▼
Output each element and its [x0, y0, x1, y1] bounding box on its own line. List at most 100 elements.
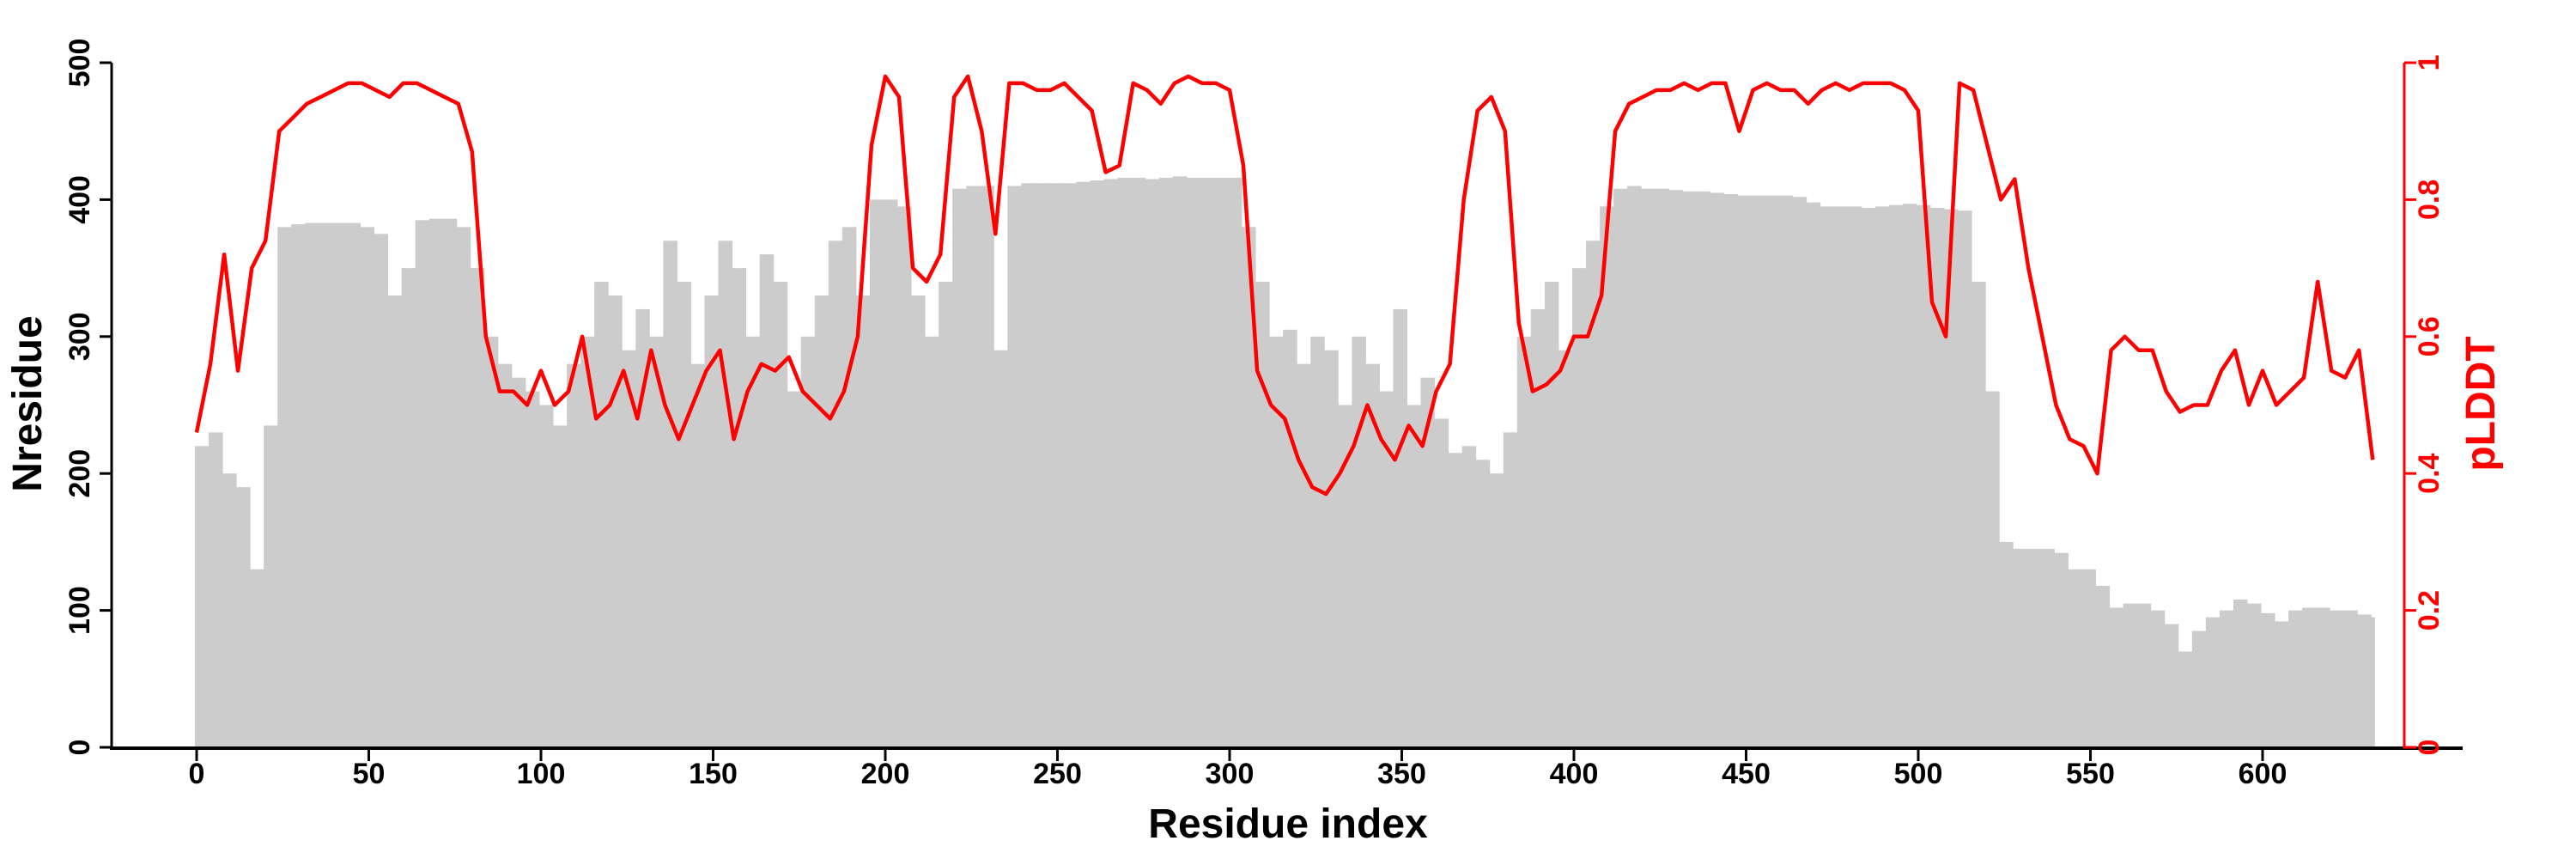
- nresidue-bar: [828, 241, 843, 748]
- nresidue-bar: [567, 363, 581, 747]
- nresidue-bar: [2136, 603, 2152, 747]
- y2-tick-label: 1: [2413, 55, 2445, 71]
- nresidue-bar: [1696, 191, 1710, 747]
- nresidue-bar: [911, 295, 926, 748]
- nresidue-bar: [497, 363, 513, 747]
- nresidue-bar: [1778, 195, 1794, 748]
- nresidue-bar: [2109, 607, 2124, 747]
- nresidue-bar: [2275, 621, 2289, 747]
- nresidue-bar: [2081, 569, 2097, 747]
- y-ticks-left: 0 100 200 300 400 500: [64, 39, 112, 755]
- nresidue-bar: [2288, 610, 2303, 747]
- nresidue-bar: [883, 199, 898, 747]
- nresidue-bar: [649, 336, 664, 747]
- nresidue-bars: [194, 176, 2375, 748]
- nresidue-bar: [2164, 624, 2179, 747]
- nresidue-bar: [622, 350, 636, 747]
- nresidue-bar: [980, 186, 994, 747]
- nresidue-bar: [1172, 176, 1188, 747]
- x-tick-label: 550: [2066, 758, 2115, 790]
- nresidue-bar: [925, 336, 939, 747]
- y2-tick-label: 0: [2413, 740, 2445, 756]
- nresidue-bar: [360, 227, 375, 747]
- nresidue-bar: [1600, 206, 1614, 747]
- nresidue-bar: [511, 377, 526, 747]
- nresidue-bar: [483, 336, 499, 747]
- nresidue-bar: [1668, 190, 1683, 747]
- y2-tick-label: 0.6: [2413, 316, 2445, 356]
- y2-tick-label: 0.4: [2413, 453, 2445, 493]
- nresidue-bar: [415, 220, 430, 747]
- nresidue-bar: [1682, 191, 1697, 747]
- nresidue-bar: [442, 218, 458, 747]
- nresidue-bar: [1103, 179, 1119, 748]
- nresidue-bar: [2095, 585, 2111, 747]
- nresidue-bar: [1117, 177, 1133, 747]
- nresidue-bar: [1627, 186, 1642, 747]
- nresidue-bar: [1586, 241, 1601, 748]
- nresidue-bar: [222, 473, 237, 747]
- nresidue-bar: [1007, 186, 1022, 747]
▲
Could you format every line of the items above as a numbered list, skipping blank lines and leaving the pictures out?

## [RESPONSE]
1. Output each element and its [x0, y0, x1, y1] bounding box on its own line. List at most 100 elements.
2. - nresidue-bar: [828, 241, 843, 748]
3. - nresidue-bar: [567, 363, 581, 747]
4. - nresidue-bar: [2136, 603, 2152, 747]
5. - y2-tick-label: 1: [2413, 55, 2445, 71]
6. - nresidue-bar: [1696, 191, 1710, 747]
7. - nresidue-bar: [911, 295, 926, 748]
8. - nresidue-bar: [497, 363, 513, 747]
9. - nresidue-bar: [1778, 195, 1794, 748]
10. - nresidue-bar: [2109, 607, 2124, 747]
11. - nresidue-bar: [2275, 621, 2289, 747]
12. - nresidue-bar: [2081, 569, 2097, 747]
13. - y-ticks-left: 0 100 200 300 400 500: [64, 39, 112, 755]
14. - nresidue-bar: [2288, 610, 2303, 747]
15. - nresidue-bar: [883, 199, 898, 747]
16. - nresidue-bar: [649, 336, 664, 747]
17. - nresidue-bars: [194, 176, 2375, 748]
18. - nresidue-bar: [2164, 624, 2179, 747]
19. - nresidue-bar: [622, 350, 636, 747]
20. - nresidue-bar: [980, 186, 994, 747]
21. - nresidue-bar: [1172, 176, 1188, 747]
22. - x-tick-label: 550: [2066, 758, 2115, 790]
23. - nresidue-bar: [925, 336, 939, 747]
24. - y2-tick-label: 0: [2413, 740, 2445, 756]
25. - nresidue-bar: [360, 227, 375, 747]
26. - nresidue-bar: [1600, 206, 1614, 747]
27. - nresidue-bar: [511, 377, 526, 747]
28. - nresidue-bar: [483, 336, 499, 747]
29. - nresidue-bar: [1668, 190, 1683, 747]
30. - y2-tick-label: 0.6: [2413, 316, 2445, 356]
31. - y2-tick-label: 0.4: [2413, 453, 2445, 493]
32. - nresidue-bar: [415, 220, 430, 747]
33. - nresidue-bar: [1682, 191, 1697, 747]
34. - nresidue-bar: [442, 218, 458, 747]
35. - nresidue-bar: [1103, 179, 1119, 748]
36. - nresidue-bar: [2095, 585, 2111, 747]
37. - nresidue-bar: [1117, 177, 1133, 747]
38. - nresidue-bar: [1627, 186, 1642, 747]
39. - nresidue-bar: [1586, 241, 1601, 748]
40. - nresidue-bar: [222, 473, 237, 747]
41. - nresidue-bar: [1007, 186, 1022, 747]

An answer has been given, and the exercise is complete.